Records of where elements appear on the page
#####

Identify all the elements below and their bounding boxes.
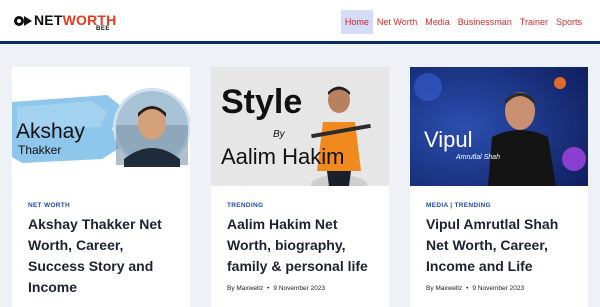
logo-eye-icon [14,16,32,26]
post-meta: By Maxwellz • 9 November 2023 [426,285,524,292]
post-thumbnail[interactable]: Style By Aalim Hakim [211,67,389,186]
post-card[interactable]: Style By Aalim Hakim TRENDING Aalim Haki… [211,67,389,307]
thumbnail-vipul-artwork: Vipul Amrutlal Shah [410,67,588,186]
nav-item-home[interactable]: Home [340,10,373,34]
thumbnail-aalim-artwork: Style By Aalim Hakim [211,67,389,186]
meta-separator: • [267,285,270,292]
nav-item-trainer[interactable]: Trainer [516,10,552,34]
post-title[interactable]: Aalim Hakim Net Worth, biography, family… [227,214,377,277]
post-category[interactable]: TRENDING [227,202,263,209]
main-nav: Home Net Worth Media Businessman Trainer… [340,10,586,34]
nav-item-sports[interactable]: Sports [552,10,586,34]
post-title[interactable]: Akshay Thakker Net Worth, Career, Succes… [28,214,178,298]
logo-text-net: NET [34,12,63,28]
nav-item-net-worth[interactable]: Net Worth [373,10,421,34]
thumbnail-akshay-artwork: Akshay Thakker [12,67,190,186]
post-author[interactable]: By Maxwellz [426,285,462,292]
nav-item-media[interactable]: Media [421,10,454,34]
thumbnail-title-line1: Akshay [16,120,85,143]
post-category[interactable]: NET WORTH [28,202,70,209]
thumbnail-title-by: By [273,129,286,140]
post-thumbnail[interactable]: Akshay Thakker [12,67,190,186]
logo-text-bee: BEE [96,26,110,32]
post-card[interactable]: Vipul Amrutlal Shah MEDIA | TRENDING Vip… [410,67,588,307]
post-card[interactable]: Akshay Thakker NET WORTH Akshay Thakker … [12,67,190,307]
meta-separator: • [466,285,469,292]
thumbnail-title-line1: Vipul [424,127,473,152]
post-grid: Akshay Thakker NET WORTH Akshay Thakker … [12,67,588,307]
thumbnail-title-style: Style [221,83,302,121]
post-date: 9 November 2023 [273,285,326,292]
thumbnail-title-name: Aalim Hakim [221,144,344,169]
nav-item-businessman[interactable]: Businessman [454,10,516,34]
post-date: 9 November 2023 [472,285,525,292]
post-category[interactable]: MEDIA | TRENDING [426,202,491,209]
post-thumbnail[interactable]: Vipul Amrutlal Shah [410,67,588,186]
thumbnail-title-line2: Amrutlal Shah [455,154,500,161]
thumbnail-title-line2: Thakker [18,143,61,157]
post-meta: By Maxwellz • 9 November 2023 [227,285,325,292]
post-author[interactable]: By Maxwellz [227,285,263,292]
site-header: NETWORTH BEE Home Net Worth Media Busine… [0,0,600,44]
post-title[interactable]: Vipul Amrutlal Shah Net Worth, Career, I… [426,214,576,277]
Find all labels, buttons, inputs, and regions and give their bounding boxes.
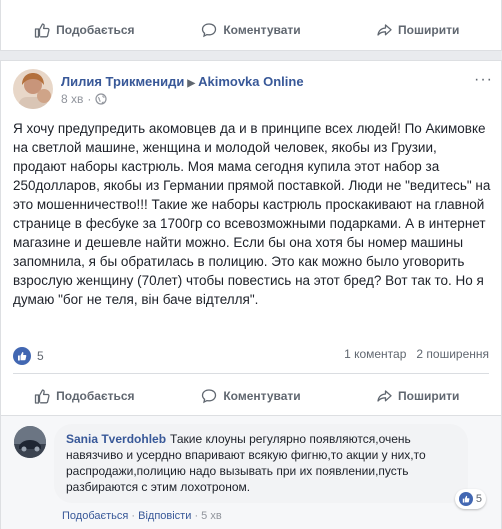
caret-right-icon: ▶ [187, 78, 196, 89]
globe-icon[interactable] [95, 93, 107, 105]
post-meta: 8 хв · [61, 92, 107, 106]
thumbs-up-icon [34, 23, 50, 38]
post-body: Я хочу предупредить акомовцев да и в при… [13, 121, 491, 307]
engagement-counts: 1 коментар 2 поширення [344, 347, 489, 361]
comments-count[interactable]: 1 коментар [344, 347, 406, 361]
comment-time[interactable]: 5 хв [201, 510, 222, 522]
like-label: Подобається [56, 23, 135, 37]
dot-separator: · [87, 92, 92, 106]
comment-actions: Подобається · Відповісти · 5 хв [62, 510, 222, 522]
commenter-photo [14, 426, 46, 458]
shares-count[interactable]: 2 поширення [416, 347, 489, 361]
share-icon [377, 24, 392, 36]
post-time[interactable]: 8 хв [61, 92, 83, 106]
comment-reactions-count: 5 [475, 493, 482, 505]
share-label: Поширити [398, 23, 460, 37]
comment-label: Коментувати [223, 23, 301, 37]
author-name[interactable]: Лилия Трикмениди [61, 74, 184, 89]
group-name[interactable]: Akimovka Online [198, 74, 303, 89]
author-photo [13, 69, 53, 109]
comment-icon [202, 23, 217, 38]
post-action-bar: Подобається Коментувати Поширити [1, 382, 501, 410]
reactions-count: 5 [37, 349, 44, 363]
comment-icon [202, 389, 217, 404]
comment-button[interactable]: Коментувати [168, 22, 335, 38]
like-button[interactable]: Подобається [1, 22, 168, 38]
previous-post-actions: Подобається Коментувати Поширити [0, 0, 502, 51]
commenter-avatar[interactable] [14, 426, 46, 458]
divider [13, 373, 489, 374]
comment-button[interactable]: Коментувати [168, 388, 335, 404]
author-avatar[interactable] [13, 69, 53, 109]
share-icon [377, 390, 392, 402]
commenter-name[interactable]: Sania Tverdohleb [66, 432, 166, 446]
comment-like-link[interactable]: Подобається [62, 510, 128, 522]
action-bar: Подобається Коментувати Поширити [1, 16, 501, 44]
like-reaction-icon [13, 347, 31, 365]
share-button[interactable]: Поширити [334, 388, 501, 404]
comment-label: Коментувати [223, 389, 301, 403]
like-reaction-icon [458, 492, 473, 506]
share-label: Поширити [398, 389, 460, 403]
thumbs-up-icon [34, 389, 50, 404]
comment-bubble: Sania Tverdohleb Такие клоуны регулярно п… [54, 424, 486, 509]
comment-reactions[interactable]: 5 [454, 489, 486, 509]
dot-separator: · [131, 510, 136, 522]
comment-reply-link[interactable]: Відповісти [138, 510, 191, 522]
share-button[interactable]: Поширити [334, 22, 501, 38]
post-header: Лилия Трикмениди ▶ Akimovka Online [61, 74, 304, 89]
more-options-icon[interactable]: ··· [474, 71, 493, 89]
dot-separator: · [194, 510, 199, 522]
like-button[interactable]: Подобається [1, 388, 168, 404]
like-label: Подобається [56, 389, 135, 403]
reactions-summary[interactable]: 5 [13, 347, 44, 365]
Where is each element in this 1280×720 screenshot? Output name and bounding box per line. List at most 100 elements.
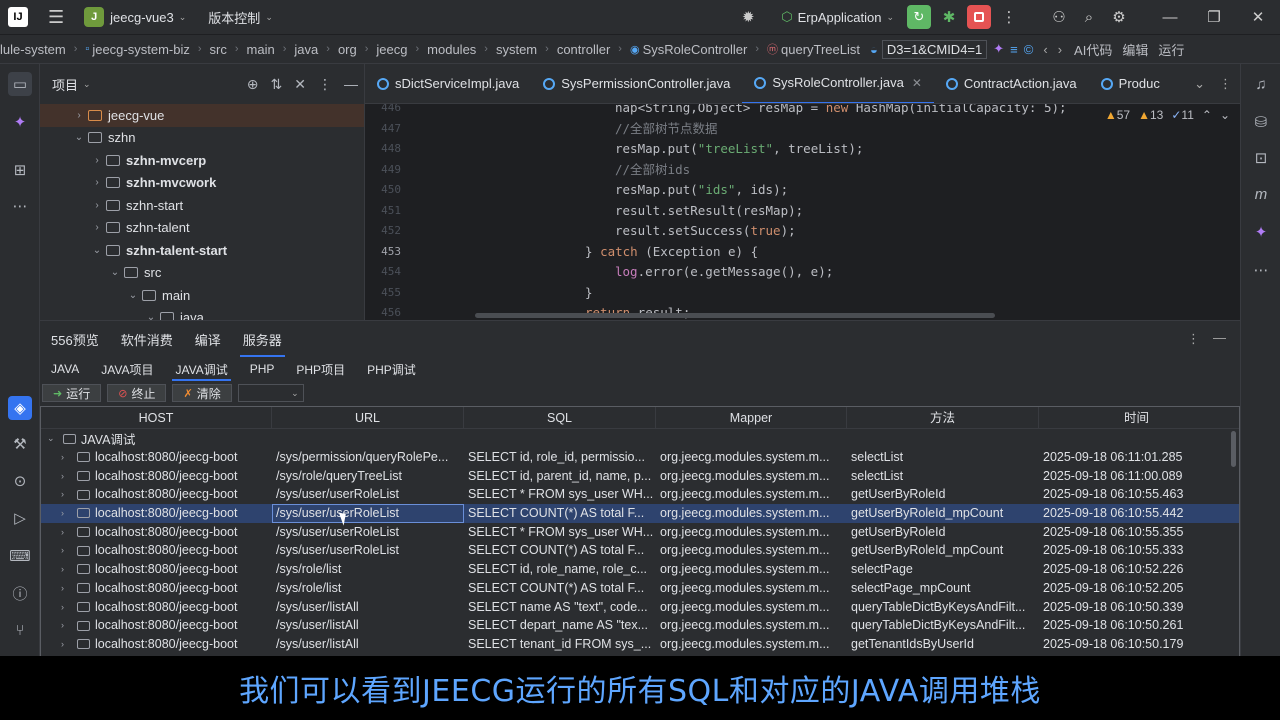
- options-icon[interactable]: ⋮: [318, 76, 332, 93]
- breadcrumb-item[interactable]: org: [338, 42, 357, 57]
- table-row[interactable]: › localhost:8080/jeecg-boot/sys/user/list…: [41, 635, 1239, 654]
- run-menu[interactable]: 运行: [1158, 40, 1184, 59]
- table-row[interactable]: › localhost:8080/jeecg-boot/sys/user/list…: [41, 598, 1239, 617]
- table-row[interactable]: › localhost:8080/jeecg-boot/sys/user/user…: [41, 541, 1239, 560]
- tree-item[interactable]: ⌄ szhn: [40, 127, 364, 150]
- chevron-down-icon[interactable]: ⌄: [90, 245, 104, 256]
- chevron-right-icon[interactable]: ›: [61, 448, 75, 467]
- table-cell[interactable]: SELECT COUNT(*) AS total F...: [464, 579, 656, 598]
- breadcrumb-item[interactable]: lule-system: [0, 42, 66, 57]
- table-cell[interactable]: /sys/user/userRoleList: [272, 504, 464, 523]
- table-cell[interactable]: › localhost:8080/jeecg-boot: [41, 448, 272, 467]
- sql-debug-icon[interactable]: ◈: [8, 396, 32, 420]
- edit-menu[interactable]: 编辑: [1122, 40, 1148, 59]
- restore-icon[interactable]: ❐: [1192, 0, 1236, 34]
- table-cell[interactable]: org.jeecg.modules.system.m...: [656, 598, 847, 617]
- editor-tab[interactable]: ContractAction.java: [934, 64, 1089, 103]
- database-icon[interactable]: ⛁: [1249, 110, 1273, 134]
- column-header[interactable]: 时间: [1039, 407, 1234, 429]
- table-cell[interactable]: 2025-09-18 06:10:50.179: [1039, 635, 1234, 654]
- table-cell[interactable]: selectPage: [847, 560, 1039, 579]
- project-folder-icon[interactable]: ▭: [8, 72, 32, 96]
- table-row[interactable]: › localhost:8080/jeecg-boot/sys/permissio…: [41, 448, 1239, 467]
- code-line[interactable]: resMap.put("ids", ids);: [615, 180, 788, 201]
- table-cell[interactable]: SELECT * FROM sys_user WH...: [464, 485, 656, 504]
- table-cell[interactable]: 2025-09-18 06:10:50.339: [1039, 598, 1234, 617]
- maven-icon[interactable]: m: [1249, 182, 1273, 206]
- http-client-icon[interactable]: ◒: [870, 42, 878, 57]
- table-cell[interactable]: getTenantIdsByUserId: [847, 635, 1039, 654]
- ai-assistant-icon[interactable]: ✦: [8, 110, 32, 134]
- services-icon[interactable]: ⊙: [8, 469, 32, 493]
- rerun-icon[interactable]: ↻: [907, 5, 931, 29]
- notifications-bell-icon[interactable]: ♫: [1249, 72, 1273, 96]
- vertical-scrollbar[interactable]: [1231, 431, 1236, 467]
- bookmarks-icon[interactable]: ⊡: [1249, 146, 1273, 170]
- table-cell[interactable]: getUserByRoleId_mpCount: [847, 541, 1039, 560]
- breadcrumb-item[interactable]: modules: [427, 42, 476, 57]
- table-cell[interactable]: SELECT COUNT(*) AS total F...: [464, 541, 656, 560]
- chevron-down-icon[interactable]: ⌄: [83, 79, 91, 90]
- group-row[interactable]: ⌄ JAVA调试: [41, 429, 1239, 448]
- chevron-right-icon[interactable]: ›: [61, 616, 75, 635]
- chevron-right-icon[interactable]: ›: [90, 155, 104, 166]
- table-row[interactable]: › localhost:8080/jeecg-boot/sys/user/user…: [41, 485, 1239, 504]
- problems-icon[interactable]: ⓘ: [8, 581, 32, 605]
- request-params-field[interactable]: D3=1&CMID4=1: [881, 39, 988, 59]
- database-icon[interactable]: ≡: [1010, 42, 1018, 57]
- breadcrumb-item[interactable]: ▫ jeecg-system-biz: [85, 42, 189, 57]
- table-cell[interactable]: › localhost:8080/jeecg-boot: [41, 579, 272, 598]
- table-cell[interactable]: /sys/user/userRoleList: [272, 523, 464, 542]
- expand-all-icon[interactable]: ⇅: [271, 76, 283, 93]
- close-icon[interactable]: ✕: [1236, 0, 1280, 34]
- tabs-dropdown-icon[interactable]: ⌄: [1194, 76, 1205, 92]
- chevron-right-icon[interactable]: ›: [61, 598, 75, 617]
- table-cell[interactable]: › localhost:8080/jeecg-boot: [41, 541, 272, 560]
- debug-run-icon[interactable]: ▷: [8, 506, 32, 530]
- table-row[interactable]: › localhost:8080/jeecg-boot/sys/user/user…: [41, 504, 1239, 523]
- tree-item[interactable]: › szhn-start: [40, 194, 364, 217]
- table-cell[interactable]: 2025-09-18 06:10:55.463: [1039, 485, 1234, 504]
- back-arrow-icon[interactable]: ‹: [1043, 42, 1047, 57]
- vcs-menu[interactable]: 版本控制 ⌄: [208, 0, 273, 34]
- stop-icon[interactable]: [967, 5, 991, 29]
- debug-bug-icon[interactable]: ✹: [733, 0, 763, 34]
- code-line[interactable]: nap<String,Object> resMap = new HashMap(…: [615, 104, 1067, 119]
- options-icon[interactable]: ⋮: [1187, 331, 1200, 347]
- tree-item[interactable]: ⌄ szhn-talent-start: [40, 239, 364, 262]
- debug-icon[interactable]: ✱: [934, 0, 964, 34]
- breadcrumb-item[interactable]: ⓜ queryTreeList: [767, 41, 860, 57]
- column-header[interactable]: Mapper: [656, 407, 847, 429]
- more-tools-icon[interactable]: ⋯: [8, 194, 32, 218]
- table-cell[interactable]: SELECT depart_name AS "tex...: [464, 616, 656, 635]
- breadcrumb-item[interactable]: main: [247, 42, 275, 57]
- table-cell[interactable]: 2025-09-18 06:10:55.442: [1039, 504, 1234, 523]
- editor-tab-active[interactable]: SysRoleController.java ✕: [742, 64, 934, 103]
- inspection-widget[interactable]: ▲57 ▲13 ✓11 ⌃ ⌄: [1105, 108, 1230, 122]
- table-cell[interactable]: › localhost:8080/jeecg-boot: [41, 485, 272, 504]
- table-cell[interactable]: org.jeecg.modules.system.m...: [656, 560, 847, 579]
- tree-item[interactable]: › szhn-mvcerp: [40, 149, 364, 172]
- table-cell[interactable]: 2025-09-18 06:10:52.226: [1039, 560, 1234, 579]
- more-tabs-icon[interactable]: ⋮: [1219, 76, 1232, 92]
- collapse-all-icon[interactable]: ✕: [294, 76, 306, 93]
- filter-combo[interactable]: ⌄: [237, 384, 304, 402]
- table-cell[interactable]: › localhost:8080/jeecg-boot: [41, 616, 272, 635]
- table-row[interactable]: › localhost:8080/jeecg-boot/sys/role/quer…: [41, 467, 1239, 486]
- add-user-icon[interactable]: ⚇: [1044, 0, 1074, 34]
- hide-panel-icon[interactable]: —: [344, 76, 358, 92]
- table-cell[interactable]: org.jeecg.modules.system.m...: [656, 485, 847, 504]
- chevron-right-icon[interactable]: ›: [61, 467, 75, 486]
- subtab-php-debug[interactable]: PHP调试: [356, 357, 427, 381]
- run-config-selector[interactable]: ⬡ ErpApplication ⌄: [781, 0, 894, 34]
- copilot-icon[interactable]: ©: [1024, 42, 1034, 57]
- table-cell[interactable]: SELECT tenant_id FROM sys_...: [464, 635, 656, 654]
- table-cell[interactable]: /sys/user/listAll: [272, 635, 464, 654]
- editor-tab[interactable]: SysPermissionController.java: [531, 64, 742, 103]
- chevron-right-icon[interactable]: ›: [61, 504, 75, 523]
- tree-item[interactable]: › jeecg-vue: [40, 104, 364, 127]
- horizontal-scrollbar[interactable]: [475, 313, 995, 318]
- table-cell[interactable]: queryTableDictByKeysAndFilt...: [847, 598, 1039, 617]
- table-cell[interactable]: SELECT id, role_name, role_c...: [464, 560, 656, 579]
- table-cell[interactable]: /sys/user/listAll: [272, 598, 464, 617]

#####

__What this task involves__. Copy out the lines of the material word for word, starting at the line containing "logo-eye-icon [14,16,32,26]" and ending after the line containing "nav-item-media[interactable]: Media [421,10,454,34]".

__Answer to this exercise__.
logo-eye-icon [14,16,32,26]
post-meta: By Maxwellz • 9 November 2023 [426,285,524,292]
post-thumbnail[interactable]: Style By Aalim Hakim [211,67,389,186]
post-card[interactable]: Style By Aalim Hakim TRENDING Aalim Haki… [211,67,389,307]
thumbnail-vipul-artwork: Vipul Amrutlal Shah [410,67,588,186]
nav-item-home[interactable]: Home [340,10,373,34]
thumbnail-aalim-artwork: Style By Aalim Hakim [211,67,389,186]
meta-separator: • [267,285,270,292]
nav-item-trainer[interactable]: Trainer [516,10,552,34]
post-title[interactable]: Aalim Hakim Net Worth, biography, family… [227,214,377,277]
post-category[interactable]: TRENDING [227,202,263,209]
main-nav: Home Net Worth Media Businessman Trainer… [340,10,586,34]
nav-item-sports[interactable]: Sports [552,10,586,34]
post-title[interactable]: Akshay Thakker Net Worth, Career, Succes… [28,214,178,298]
logo-text-net: NET [34,12,63,28]
nav-item-net-worth[interactable]: Net Worth [373,10,421,34]
thumbnail-akshay-artwork: Akshay Thakker [12,67,190,186]
post-author[interactable]: By Maxwellz [426,285,462,292]
nav-item-media[interactable]: Media [421,10,454,34]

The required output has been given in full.